Directions for this task: Repeat every line of the material, character for character.

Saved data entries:

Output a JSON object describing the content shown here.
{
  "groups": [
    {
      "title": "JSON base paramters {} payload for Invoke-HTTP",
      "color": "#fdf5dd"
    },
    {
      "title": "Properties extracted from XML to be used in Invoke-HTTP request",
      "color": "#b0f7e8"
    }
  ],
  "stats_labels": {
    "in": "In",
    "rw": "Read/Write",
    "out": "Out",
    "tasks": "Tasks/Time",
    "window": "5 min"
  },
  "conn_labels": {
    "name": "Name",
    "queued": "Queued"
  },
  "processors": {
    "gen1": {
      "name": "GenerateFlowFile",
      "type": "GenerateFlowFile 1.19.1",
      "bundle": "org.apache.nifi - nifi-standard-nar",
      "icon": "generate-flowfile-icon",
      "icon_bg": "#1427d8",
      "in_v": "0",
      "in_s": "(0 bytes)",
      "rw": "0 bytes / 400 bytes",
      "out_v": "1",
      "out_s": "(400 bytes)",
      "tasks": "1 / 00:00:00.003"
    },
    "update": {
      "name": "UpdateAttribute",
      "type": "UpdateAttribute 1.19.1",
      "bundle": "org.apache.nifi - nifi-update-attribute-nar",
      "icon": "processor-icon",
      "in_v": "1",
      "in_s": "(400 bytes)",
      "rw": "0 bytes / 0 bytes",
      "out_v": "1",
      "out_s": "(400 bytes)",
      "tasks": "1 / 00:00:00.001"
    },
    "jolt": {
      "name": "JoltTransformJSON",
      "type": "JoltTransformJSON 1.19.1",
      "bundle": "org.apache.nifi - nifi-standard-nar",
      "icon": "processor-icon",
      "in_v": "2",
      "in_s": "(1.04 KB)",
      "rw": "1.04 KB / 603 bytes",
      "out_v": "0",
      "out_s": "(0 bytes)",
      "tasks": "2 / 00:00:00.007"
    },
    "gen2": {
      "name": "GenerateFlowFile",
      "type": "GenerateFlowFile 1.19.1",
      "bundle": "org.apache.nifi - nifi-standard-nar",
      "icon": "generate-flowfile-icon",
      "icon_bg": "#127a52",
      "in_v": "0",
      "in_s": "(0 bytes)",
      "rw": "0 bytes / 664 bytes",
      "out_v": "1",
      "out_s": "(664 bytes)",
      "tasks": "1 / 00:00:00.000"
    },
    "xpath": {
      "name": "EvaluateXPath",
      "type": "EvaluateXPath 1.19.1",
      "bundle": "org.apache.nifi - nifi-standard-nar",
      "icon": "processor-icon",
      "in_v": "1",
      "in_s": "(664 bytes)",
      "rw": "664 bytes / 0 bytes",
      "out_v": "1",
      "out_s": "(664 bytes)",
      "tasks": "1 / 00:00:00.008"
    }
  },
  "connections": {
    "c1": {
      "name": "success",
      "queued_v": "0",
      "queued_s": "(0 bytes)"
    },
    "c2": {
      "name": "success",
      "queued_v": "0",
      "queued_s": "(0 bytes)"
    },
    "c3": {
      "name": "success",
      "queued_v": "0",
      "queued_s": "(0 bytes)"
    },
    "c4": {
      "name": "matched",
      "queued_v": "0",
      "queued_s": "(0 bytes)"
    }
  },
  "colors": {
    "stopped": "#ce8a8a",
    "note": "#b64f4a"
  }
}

Exercise output:
Output a JSON object describing the content shown here.
{
  "groups": [
    {
      "title": "JSON base paramters {} payload for Invoke-HTTP",
      "color": "#fdf5dd"
    },
    {
      "title": "Properties extracted from XML to be used in Invoke-HTTP request",
      "color": "#b0f7e8"
    }
  ],
  "stats_labels": {
    "in": "In",
    "rw": "Read/Write",
    "out": "Out",
    "tasks": "Tasks/Time",
    "window": "5 min"
  },
  "conn_labels": {
    "name": "Name",
    "queued": "Queued"
  },
  "processors": {
    "gen1": {
      "name": "GenerateFlowFile",
      "type": "GenerateFlowFile 1.19.1",
      "bundle": "org.apache.nifi - nifi-standard-nar",
      "icon": "generate-flowfile-icon",
      "icon_bg": "#1427d8",
      "in_v": "0",
      "in_s": "(0 bytes)",
      "rw": "0 bytes / 400 bytes",
      "out_v": "1",
      "out_s": "(400 bytes)",
      "tasks": "1 / 00:00:00.003"
    },
    "update": {
      "name": "UpdateAttribute",
      "type": "UpdateAttribute 1.19.1",
      "bundle": "org.apache.nifi - nifi-update-attribute-nar",
      "icon": "processor-icon",
      "in_v": "1",
      "in_s": "(400 bytes)",
      "rw": "0 bytes / 0 bytes",
      "out_v": "1",
      "out_s": "(400 bytes)",
      "tasks": "1 / 00:00:00.001"
    },
    "jolt": {
      "name": "JoltTransformJSON",
      "type": "JoltTransformJSON 1.19.1",
      "bundle": "org.apache.nifi - nifi-standard-nar",
      "icon": "processor-icon",
      "in_v": "2",
      "in_s": "(1.04 KB)",
      "rw": "1.04 KB / 603 bytes",
      "out_v": "0",
      "out_s": "(0 bytes)",
      "tasks": "2 / 00:00:00.007"
    },
    "gen2": {
      "name": "GenerateFlowFile",
      "type": "GenerateFlowFile 1.19.1",
      "bundle": "org.apache.nifi - nifi-standard-nar",
      "icon": "generate-flowfile-icon",
      "icon_bg": "#127a52",
      "in_v": "0",
      "in_s": "(0 bytes)",
      "rw": "0 bytes / 664 bytes",
      "out_v": "1",
      "out_s": "(664 bytes)",
      "tasks": "1 / 00:00:00.000"
    },
    "xpath": {
      "name": "EvaluateXPath",
      "type": "EvaluateXPath 1.19.1",
      "bundle": "org.apache.nifi - nifi-standard-nar",
      "icon": "processor-icon",
      "in_v": "1",
      "in_s": "(664 bytes)",
      "rw": "664 bytes / 0 bytes",
      "out_v": "1",
      "out_s": "(664 bytes)",
      "tasks": "1 / 00:00:00.008"
    }
  },
  "connections": {
    "c1": {
      "name": "success",
      "queued_v": "0",
      "queued_s": "(0 bytes)"
    },
    "c2": {
      "name": "success",
      "queued_v": "0",
      "queued_s": "(0 bytes)"
    },
    "c3": {
      "name": "success",
      "queued_v": "0",
      "queued_s": "(0 bytes)"
    },
    "c4": {
      "name": "matched",
      "queued_v": "0",
      "queued_s": "(0 bytes)"
    }
  },
  "colors": {
    "stopped": "#ce8a8a",
    "note": "#b64f4a"
  }
}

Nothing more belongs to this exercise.